Stored records:
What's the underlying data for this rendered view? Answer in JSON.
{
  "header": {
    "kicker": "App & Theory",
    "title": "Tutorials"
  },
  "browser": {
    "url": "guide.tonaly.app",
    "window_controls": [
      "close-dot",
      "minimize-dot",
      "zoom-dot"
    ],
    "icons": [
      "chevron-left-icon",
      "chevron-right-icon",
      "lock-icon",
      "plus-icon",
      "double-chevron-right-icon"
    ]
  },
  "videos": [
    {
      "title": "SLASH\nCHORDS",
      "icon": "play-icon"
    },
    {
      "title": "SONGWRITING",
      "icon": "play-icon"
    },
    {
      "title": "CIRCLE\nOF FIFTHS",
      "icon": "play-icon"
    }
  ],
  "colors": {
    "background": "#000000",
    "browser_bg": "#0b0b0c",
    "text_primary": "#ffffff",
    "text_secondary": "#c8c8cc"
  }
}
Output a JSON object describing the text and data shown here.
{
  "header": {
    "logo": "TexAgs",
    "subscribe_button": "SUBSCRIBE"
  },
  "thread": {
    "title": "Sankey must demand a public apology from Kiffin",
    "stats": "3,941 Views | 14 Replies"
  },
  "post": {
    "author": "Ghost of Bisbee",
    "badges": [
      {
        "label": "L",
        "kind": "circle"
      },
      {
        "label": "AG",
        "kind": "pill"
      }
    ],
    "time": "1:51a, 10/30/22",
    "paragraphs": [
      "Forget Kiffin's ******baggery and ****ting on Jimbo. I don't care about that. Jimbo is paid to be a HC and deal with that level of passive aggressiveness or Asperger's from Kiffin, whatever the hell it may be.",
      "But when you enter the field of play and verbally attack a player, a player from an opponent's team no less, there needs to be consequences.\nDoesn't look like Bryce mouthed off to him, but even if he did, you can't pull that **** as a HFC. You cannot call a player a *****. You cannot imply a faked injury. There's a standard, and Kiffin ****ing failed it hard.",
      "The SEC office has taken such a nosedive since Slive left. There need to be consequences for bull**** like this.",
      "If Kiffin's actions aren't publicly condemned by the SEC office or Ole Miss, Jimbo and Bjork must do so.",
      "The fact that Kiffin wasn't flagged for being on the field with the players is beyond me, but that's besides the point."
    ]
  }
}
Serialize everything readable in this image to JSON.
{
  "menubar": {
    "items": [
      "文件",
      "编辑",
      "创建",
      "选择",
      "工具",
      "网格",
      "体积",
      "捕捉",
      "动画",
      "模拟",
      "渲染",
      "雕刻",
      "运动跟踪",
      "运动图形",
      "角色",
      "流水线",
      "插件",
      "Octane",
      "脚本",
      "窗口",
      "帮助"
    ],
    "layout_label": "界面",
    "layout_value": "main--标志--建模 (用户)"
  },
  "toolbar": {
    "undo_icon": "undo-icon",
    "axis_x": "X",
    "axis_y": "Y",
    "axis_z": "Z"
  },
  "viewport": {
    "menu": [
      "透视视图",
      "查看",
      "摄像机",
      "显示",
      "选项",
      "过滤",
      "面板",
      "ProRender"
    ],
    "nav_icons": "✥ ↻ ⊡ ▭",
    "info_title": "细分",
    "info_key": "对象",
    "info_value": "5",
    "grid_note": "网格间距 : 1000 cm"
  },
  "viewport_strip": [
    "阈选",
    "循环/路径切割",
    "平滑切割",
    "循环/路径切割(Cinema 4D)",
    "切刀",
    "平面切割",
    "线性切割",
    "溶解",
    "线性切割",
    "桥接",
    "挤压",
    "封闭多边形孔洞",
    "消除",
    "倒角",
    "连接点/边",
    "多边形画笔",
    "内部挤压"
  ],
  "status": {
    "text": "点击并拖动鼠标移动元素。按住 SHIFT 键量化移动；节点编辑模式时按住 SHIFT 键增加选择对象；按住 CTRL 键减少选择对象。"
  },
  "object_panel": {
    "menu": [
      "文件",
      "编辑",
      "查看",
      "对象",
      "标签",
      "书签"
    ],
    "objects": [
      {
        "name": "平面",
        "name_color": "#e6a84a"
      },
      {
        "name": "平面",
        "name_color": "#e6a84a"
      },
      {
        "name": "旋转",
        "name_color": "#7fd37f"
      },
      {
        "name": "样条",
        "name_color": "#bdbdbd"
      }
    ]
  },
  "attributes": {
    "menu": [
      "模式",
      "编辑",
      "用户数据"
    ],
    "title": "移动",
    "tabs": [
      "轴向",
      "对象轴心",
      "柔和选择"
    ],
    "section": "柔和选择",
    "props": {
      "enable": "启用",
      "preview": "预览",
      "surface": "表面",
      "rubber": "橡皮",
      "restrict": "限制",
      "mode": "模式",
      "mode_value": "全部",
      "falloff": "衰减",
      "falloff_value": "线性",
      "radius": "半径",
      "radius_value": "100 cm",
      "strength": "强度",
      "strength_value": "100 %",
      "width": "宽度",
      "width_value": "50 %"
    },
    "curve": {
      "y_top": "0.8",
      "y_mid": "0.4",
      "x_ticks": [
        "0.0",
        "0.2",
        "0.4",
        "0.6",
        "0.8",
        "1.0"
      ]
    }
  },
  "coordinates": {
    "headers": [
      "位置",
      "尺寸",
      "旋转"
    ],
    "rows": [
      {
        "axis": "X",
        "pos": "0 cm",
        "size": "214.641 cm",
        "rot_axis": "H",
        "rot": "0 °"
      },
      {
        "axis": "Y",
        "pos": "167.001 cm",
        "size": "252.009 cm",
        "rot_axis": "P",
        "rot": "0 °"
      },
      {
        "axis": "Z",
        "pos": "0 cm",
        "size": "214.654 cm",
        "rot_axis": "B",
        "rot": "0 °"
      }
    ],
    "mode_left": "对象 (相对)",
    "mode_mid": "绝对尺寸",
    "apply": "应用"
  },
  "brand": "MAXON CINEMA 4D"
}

Set problem: Gather each line that holds "right".

Answer:
      "chevron-right-icon",
      "double-chevron-right-icon"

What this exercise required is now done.